§ **Given entries**
+++

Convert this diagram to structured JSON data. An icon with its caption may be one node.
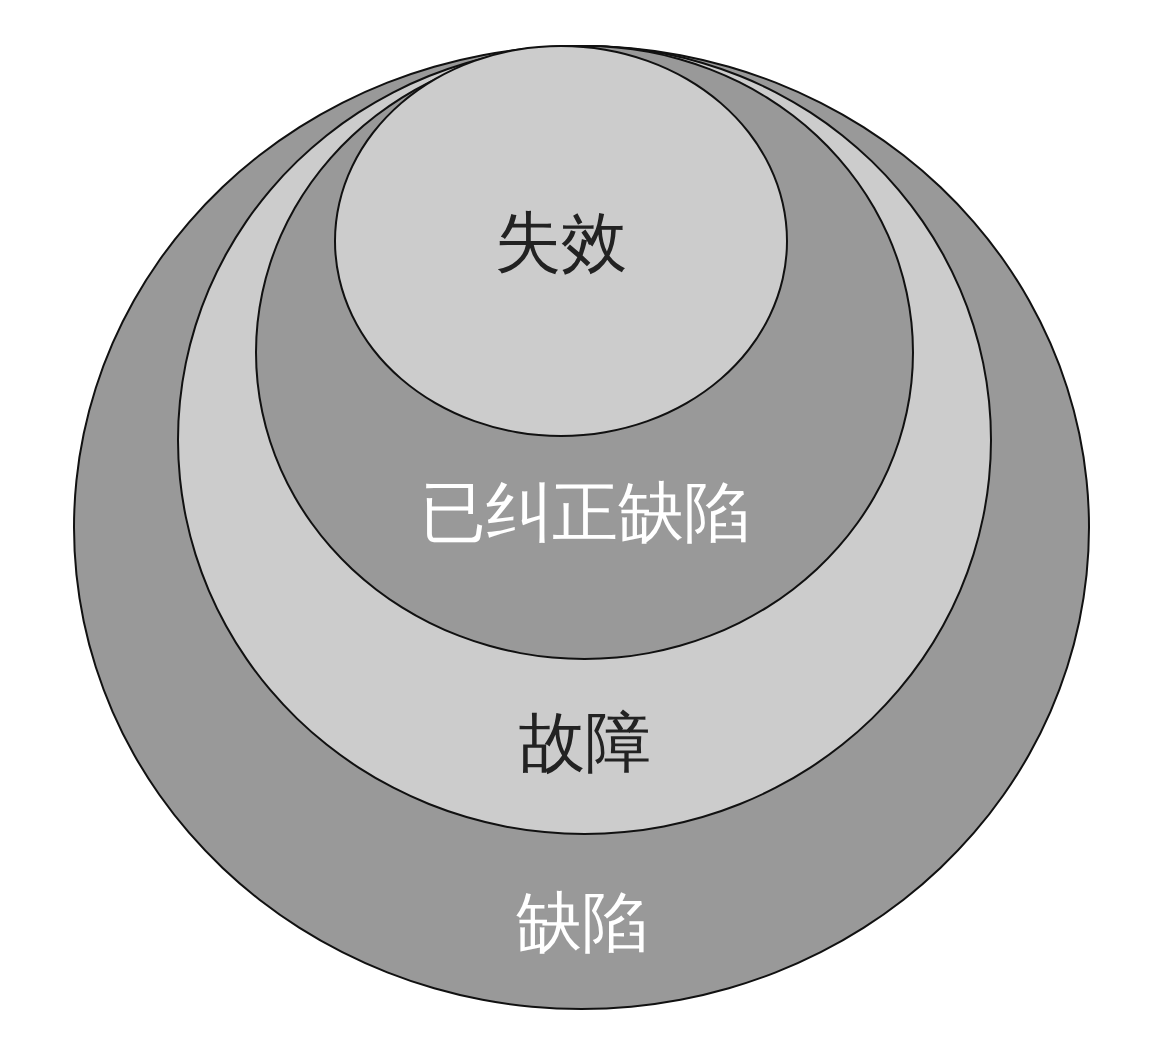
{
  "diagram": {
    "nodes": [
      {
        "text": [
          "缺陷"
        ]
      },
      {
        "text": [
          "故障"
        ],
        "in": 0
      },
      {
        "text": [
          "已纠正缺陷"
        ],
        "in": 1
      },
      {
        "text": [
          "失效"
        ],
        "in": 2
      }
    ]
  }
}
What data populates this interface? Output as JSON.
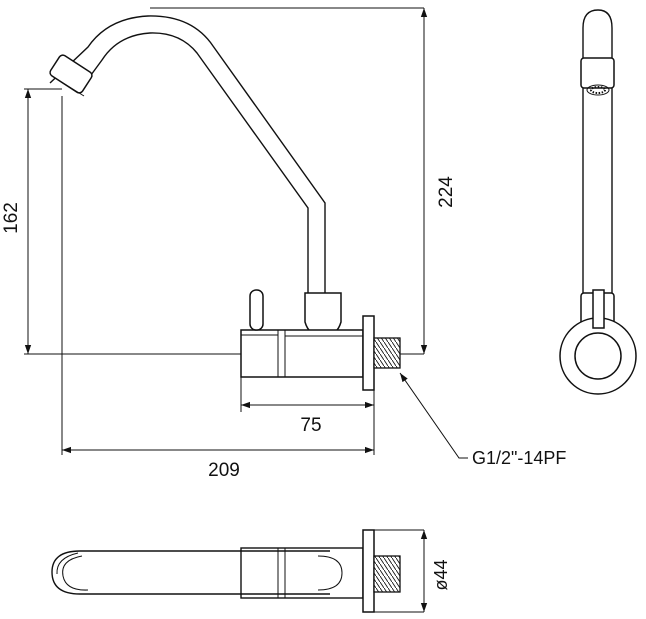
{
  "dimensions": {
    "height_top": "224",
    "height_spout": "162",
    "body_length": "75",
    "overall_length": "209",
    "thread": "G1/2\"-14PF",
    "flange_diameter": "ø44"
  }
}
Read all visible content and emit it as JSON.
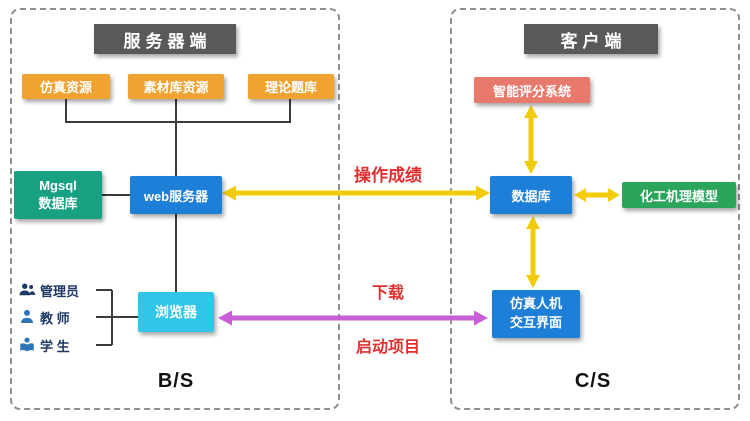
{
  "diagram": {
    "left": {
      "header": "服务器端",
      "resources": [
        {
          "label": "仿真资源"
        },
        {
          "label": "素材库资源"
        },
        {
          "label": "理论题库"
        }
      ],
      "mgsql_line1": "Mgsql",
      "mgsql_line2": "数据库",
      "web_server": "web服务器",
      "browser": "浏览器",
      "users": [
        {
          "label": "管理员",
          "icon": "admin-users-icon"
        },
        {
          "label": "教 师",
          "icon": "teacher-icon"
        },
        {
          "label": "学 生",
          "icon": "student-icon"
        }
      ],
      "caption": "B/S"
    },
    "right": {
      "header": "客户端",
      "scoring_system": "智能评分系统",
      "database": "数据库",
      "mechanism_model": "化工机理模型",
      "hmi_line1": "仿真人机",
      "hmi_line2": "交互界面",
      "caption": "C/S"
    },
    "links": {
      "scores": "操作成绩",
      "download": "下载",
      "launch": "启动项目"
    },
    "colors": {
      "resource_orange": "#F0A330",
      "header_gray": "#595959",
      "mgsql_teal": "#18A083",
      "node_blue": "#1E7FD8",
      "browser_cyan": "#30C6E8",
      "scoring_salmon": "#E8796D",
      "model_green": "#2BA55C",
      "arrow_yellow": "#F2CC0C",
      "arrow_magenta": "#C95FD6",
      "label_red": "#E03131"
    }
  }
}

+++

§ **To be done**
Copy every line of the listing where the word "caption" appears.

§ **Complete response**
Convert this diagram to structured JSON data. An icon with its caption may be one node.
      "caption": "B/S"
      "caption": "C/S"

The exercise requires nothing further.